[Dataset excerpt]
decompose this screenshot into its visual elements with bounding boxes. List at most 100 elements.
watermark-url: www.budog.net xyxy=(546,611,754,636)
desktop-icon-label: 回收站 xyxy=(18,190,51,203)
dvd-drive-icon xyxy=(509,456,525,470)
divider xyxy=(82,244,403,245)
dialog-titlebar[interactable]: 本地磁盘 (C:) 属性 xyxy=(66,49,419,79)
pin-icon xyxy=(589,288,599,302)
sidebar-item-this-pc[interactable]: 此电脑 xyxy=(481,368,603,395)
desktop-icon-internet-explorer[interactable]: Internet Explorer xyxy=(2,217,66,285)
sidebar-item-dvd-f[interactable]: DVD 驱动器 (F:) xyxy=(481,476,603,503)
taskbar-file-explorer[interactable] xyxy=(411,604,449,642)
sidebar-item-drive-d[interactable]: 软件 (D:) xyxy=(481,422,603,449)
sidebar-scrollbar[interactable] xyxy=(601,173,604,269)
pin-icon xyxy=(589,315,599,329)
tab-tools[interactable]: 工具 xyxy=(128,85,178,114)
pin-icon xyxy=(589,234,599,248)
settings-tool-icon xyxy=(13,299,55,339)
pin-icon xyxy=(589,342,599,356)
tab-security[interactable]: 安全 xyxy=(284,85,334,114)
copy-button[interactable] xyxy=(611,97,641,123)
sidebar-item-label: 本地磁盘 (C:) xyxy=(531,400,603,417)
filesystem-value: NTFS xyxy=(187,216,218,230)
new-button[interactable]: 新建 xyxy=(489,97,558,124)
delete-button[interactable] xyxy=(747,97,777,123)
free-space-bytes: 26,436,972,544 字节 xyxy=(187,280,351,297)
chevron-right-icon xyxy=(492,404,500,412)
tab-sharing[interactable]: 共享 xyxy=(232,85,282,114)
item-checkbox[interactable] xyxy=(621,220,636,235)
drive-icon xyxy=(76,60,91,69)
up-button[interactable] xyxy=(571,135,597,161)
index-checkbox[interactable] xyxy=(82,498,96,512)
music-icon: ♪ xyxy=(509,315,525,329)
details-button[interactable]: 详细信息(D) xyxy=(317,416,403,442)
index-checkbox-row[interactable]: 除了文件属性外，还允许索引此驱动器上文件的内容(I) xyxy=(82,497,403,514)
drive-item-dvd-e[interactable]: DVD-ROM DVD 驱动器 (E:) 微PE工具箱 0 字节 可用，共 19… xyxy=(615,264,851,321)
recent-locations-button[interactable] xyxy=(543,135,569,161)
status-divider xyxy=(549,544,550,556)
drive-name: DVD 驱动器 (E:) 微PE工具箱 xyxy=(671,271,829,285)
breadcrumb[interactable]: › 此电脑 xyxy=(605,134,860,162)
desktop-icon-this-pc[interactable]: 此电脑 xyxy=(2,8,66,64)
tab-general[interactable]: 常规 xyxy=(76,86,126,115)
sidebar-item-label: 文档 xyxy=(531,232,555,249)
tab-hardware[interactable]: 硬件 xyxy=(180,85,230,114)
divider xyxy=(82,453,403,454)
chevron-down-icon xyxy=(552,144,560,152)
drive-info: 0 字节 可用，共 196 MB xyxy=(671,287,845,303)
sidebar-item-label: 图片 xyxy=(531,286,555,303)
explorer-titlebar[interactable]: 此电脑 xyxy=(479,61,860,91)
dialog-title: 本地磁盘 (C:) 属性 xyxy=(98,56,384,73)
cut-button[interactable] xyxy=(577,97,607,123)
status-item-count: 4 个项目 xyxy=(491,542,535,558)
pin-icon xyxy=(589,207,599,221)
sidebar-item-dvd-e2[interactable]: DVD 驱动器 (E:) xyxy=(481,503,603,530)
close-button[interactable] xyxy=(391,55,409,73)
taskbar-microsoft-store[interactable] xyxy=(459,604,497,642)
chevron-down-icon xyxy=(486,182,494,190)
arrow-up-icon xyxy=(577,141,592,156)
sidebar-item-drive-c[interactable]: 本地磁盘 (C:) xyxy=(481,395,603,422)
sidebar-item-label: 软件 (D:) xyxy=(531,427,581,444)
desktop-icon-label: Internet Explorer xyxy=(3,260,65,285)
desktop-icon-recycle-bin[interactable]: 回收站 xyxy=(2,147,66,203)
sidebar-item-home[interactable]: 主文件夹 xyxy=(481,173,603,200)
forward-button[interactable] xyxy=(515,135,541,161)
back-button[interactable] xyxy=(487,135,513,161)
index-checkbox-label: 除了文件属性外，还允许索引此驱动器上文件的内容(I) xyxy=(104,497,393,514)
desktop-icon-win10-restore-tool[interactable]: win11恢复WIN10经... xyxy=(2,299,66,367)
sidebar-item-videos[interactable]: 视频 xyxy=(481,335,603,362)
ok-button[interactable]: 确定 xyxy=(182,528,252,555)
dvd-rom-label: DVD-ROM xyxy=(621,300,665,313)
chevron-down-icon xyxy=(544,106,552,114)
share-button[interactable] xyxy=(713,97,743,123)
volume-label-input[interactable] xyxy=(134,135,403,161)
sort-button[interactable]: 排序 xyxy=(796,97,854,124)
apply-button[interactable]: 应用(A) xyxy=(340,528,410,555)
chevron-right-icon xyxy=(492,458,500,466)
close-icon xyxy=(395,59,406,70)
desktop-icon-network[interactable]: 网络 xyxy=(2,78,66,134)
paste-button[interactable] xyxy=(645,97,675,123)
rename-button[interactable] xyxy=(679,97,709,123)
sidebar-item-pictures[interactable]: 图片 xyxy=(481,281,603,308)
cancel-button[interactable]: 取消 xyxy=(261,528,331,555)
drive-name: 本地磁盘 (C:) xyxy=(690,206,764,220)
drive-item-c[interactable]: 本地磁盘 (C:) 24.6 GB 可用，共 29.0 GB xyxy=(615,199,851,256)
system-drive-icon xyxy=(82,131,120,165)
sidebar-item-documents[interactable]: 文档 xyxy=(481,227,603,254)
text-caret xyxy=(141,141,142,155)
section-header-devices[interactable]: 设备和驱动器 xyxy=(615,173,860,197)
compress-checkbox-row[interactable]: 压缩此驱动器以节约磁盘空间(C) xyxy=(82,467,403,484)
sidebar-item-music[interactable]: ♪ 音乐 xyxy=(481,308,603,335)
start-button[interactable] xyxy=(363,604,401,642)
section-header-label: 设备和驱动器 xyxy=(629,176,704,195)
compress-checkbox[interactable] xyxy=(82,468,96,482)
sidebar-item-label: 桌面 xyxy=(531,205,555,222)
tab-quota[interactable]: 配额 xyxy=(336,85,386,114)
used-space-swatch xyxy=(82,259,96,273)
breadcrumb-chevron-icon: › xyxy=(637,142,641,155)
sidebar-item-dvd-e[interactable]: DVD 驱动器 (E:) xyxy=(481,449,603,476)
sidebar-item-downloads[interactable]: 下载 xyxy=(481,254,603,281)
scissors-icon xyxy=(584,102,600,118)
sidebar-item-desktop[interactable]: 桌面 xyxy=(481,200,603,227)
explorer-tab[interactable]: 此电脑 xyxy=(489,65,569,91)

- Stated task -
Rewrite the listing above with every occurrence of "pin-icon" changed to "pushpin-icon", leaving all other text the same.

- Reply to the task -
decompose this screenshot into its visual elements with bounding boxes. List at most 100 elements.
watermark-url: www.budog.net xyxy=(546,611,754,636)
desktop-icon-label: 回收站 xyxy=(18,190,51,203)
dvd-drive-icon xyxy=(509,456,525,470)
divider xyxy=(82,244,403,245)
dialog-titlebar[interactable]: 本地磁盘 (C:) 属性 xyxy=(66,49,419,79)
pushpin-icon xyxy=(589,288,599,302)
sidebar-item-this-pc[interactable]: 此电脑 xyxy=(481,368,603,395)
desktop-icon-internet-explorer[interactable]: Internet Explorer xyxy=(2,217,66,285)
sidebar-item-dvd-f[interactable]: DVD 驱动器 (F:) xyxy=(481,476,603,503)
taskbar-file-explorer[interactable] xyxy=(411,604,449,642)
sidebar-item-drive-d[interactable]: 软件 (D:) xyxy=(481,422,603,449)
sidebar-scrollbar[interactable] xyxy=(601,173,604,269)
pushpin-icon xyxy=(589,315,599,329)
tab-tools[interactable]: 工具 xyxy=(128,85,178,114)
pushpin-icon xyxy=(589,234,599,248)
settings-tool-icon xyxy=(13,299,55,339)
pushpin-icon xyxy=(589,342,599,356)
tab-security[interactable]: 安全 xyxy=(284,85,334,114)
copy-button[interactable] xyxy=(611,97,641,123)
sidebar-item-label: 本地磁盘 (C:) xyxy=(531,400,603,417)
filesystem-value: NTFS xyxy=(187,216,218,230)
new-button[interactable]: 新建 xyxy=(489,97,558,124)
delete-button[interactable] xyxy=(747,97,777,123)
free-space-bytes: 26,436,972,544 字节 xyxy=(187,280,351,297)
chevron-right-icon xyxy=(492,404,500,412)
tab-sharing[interactable]: 共享 xyxy=(232,85,282,114)
item-checkbox[interactable] xyxy=(621,220,636,235)
drive-icon xyxy=(76,60,91,69)
up-button[interactable] xyxy=(571,135,597,161)
index-checkbox[interactable] xyxy=(82,498,96,512)
music-icon: ♪ xyxy=(509,315,525,329)
details-button[interactable]: 详细信息(D) xyxy=(317,416,403,442)
index-checkbox-row[interactable]: 除了文件属性外，还允许索引此驱动器上文件的内容(I) xyxy=(82,497,403,514)
drive-item-dvd-e[interactable]: DVD-ROM DVD 驱动器 (E:) 微PE工具箱 0 字节 可用，共 19… xyxy=(615,264,851,321)
recent-locations-button[interactable] xyxy=(543,135,569,161)
status-divider xyxy=(549,544,550,556)
drive-name: DVD 驱动器 (E:) 微PE工具箱 xyxy=(671,271,829,285)
breadcrumb[interactable]: › 此电脑 xyxy=(605,134,860,162)
desktop-icon-this-pc[interactable]: 此电脑 xyxy=(2,8,66,64)
tab-general[interactable]: 常规 xyxy=(76,86,126,115)
sidebar-item-label: 文档 xyxy=(531,232,555,249)
tab-hardware[interactable]: 硬件 xyxy=(180,85,230,114)
divider xyxy=(82,453,403,454)
chevron-down-icon xyxy=(552,144,560,152)
drive-info: 0 字节 可用，共 196 MB xyxy=(671,287,845,303)
sidebar-item-label: 图片 xyxy=(531,286,555,303)
explorer-titlebar[interactable]: 此电脑 xyxy=(479,61,860,91)
dialog-title: 本地磁盘 (C:) 属性 xyxy=(98,56,384,73)
cut-button[interactable] xyxy=(577,97,607,123)
status-item-count: 4 个项目 xyxy=(491,542,535,558)
pushpin-icon xyxy=(589,207,599,221)
sidebar-item-dvd-e2[interactable]: DVD 驱动器 (E:) xyxy=(481,503,603,530)
close-button[interactable] xyxy=(391,55,409,73)
taskbar-microsoft-store[interactable] xyxy=(459,604,497,642)
chevron-down-icon xyxy=(486,182,494,190)
arrow-up-icon xyxy=(577,141,592,156)
sidebar-item-drive-c[interactable]: 本地磁盘 (C:) xyxy=(481,395,603,422)
sidebar-item-label: 软件 (D:) xyxy=(531,427,581,444)
desktop-icon-label: Internet Explorer xyxy=(3,260,65,285)
desktop-icon-recycle-bin[interactable]: 回收站 xyxy=(2,147,66,203)
sidebar-item-home[interactable]: 主文件夹 xyxy=(481,173,603,200)
forward-button[interactable] xyxy=(515,135,541,161)
back-button[interactable] xyxy=(487,135,513,161)
index-checkbox-label: 除了文件属性外，还允许索引此驱动器上文件的内容(I) xyxy=(104,497,393,514)
desktop-icon-win10-restore-tool[interactable]: win11恢复WIN10经... xyxy=(2,299,66,367)
sidebar-item-videos[interactable]: 视频 xyxy=(481,335,603,362)
ok-button[interactable]: 确定 xyxy=(182,528,252,555)
dvd-rom-label: DVD-ROM xyxy=(621,300,665,313)
chevron-down-icon xyxy=(544,106,552,114)
share-button[interactable] xyxy=(713,97,743,123)
volume-label-input[interactable] xyxy=(134,135,403,161)
sort-button[interactable]: 排序 xyxy=(796,97,854,124)
apply-button[interactable]: 应用(A) xyxy=(340,528,410,555)
chevron-right-icon xyxy=(492,458,500,466)
close-icon xyxy=(395,59,406,70)
desktop-icon-network[interactable]: 网络 xyxy=(2,78,66,134)
paste-button[interactable] xyxy=(645,97,675,123)
rename-button[interactable] xyxy=(679,97,709,123)
sidebar-item-pictures[interactable]: 图片 xyxy=(481,281,603,308)
cancel-button[interactable]: 取消 xyxy=(261,528,331,555)
drive-name: 本地磁盘 (C:) xyxy=(690,206,764,220)
drive-item-c[interactable]: 本地磁盘 (C:) 24.6 GB 可用，共 29.0 GB xyxy=(615,199,851,256)
system-drive-icon xyxy=(82,131,120,165)
sidebar-item-documents[interactable]: 文档 xyxy=(481,227,603,254)
text-caret xyxy=(141,141,142,155)
section-header-devices[interactable]: 设备和驱动器 xyxy=(615,173,860,197)
compress-checkbox-row[interactable]: 压缩此驱动器以节约磁盘空间(C) xyxy=(82,467,403,484)
sidebar-item-music[interactable]: ♪ 音乐 xyxy=(481,308,603,335)
start-button[interactable] xyxy=(363,604,401,642)
section-header-label: 设备和驱动器 xyxy=(629,176,704,195)
compress-checkbox[interactable] xyxy=(82,468,96,482)
sidebar-item-label: 桌面 xyxy=(531,205,555,222)
tab-quota[interactable]: 配额 xyxy=(336,85,386,114)
used-space-swatch xyxy=(82,259,96,273)
breadcrumb-chevron-icon: › xyxy=(637,142,641,155)
sidebar-item-dvd-e[interactable]: DVD 驱动器 (E:) xyxy=(481,449,603,476)
sidebar-item-downloads[interactable]: 下载 xyxy=(481,254,603,281)
scissors-icon xyxy=(584,102,600,118)
sidebar-item-desktop[interactable]: 桌面 xyxy=(481,200,603,227)
explorer-tab[interactable]: 此电脑 xyxy=(489,65,569,91)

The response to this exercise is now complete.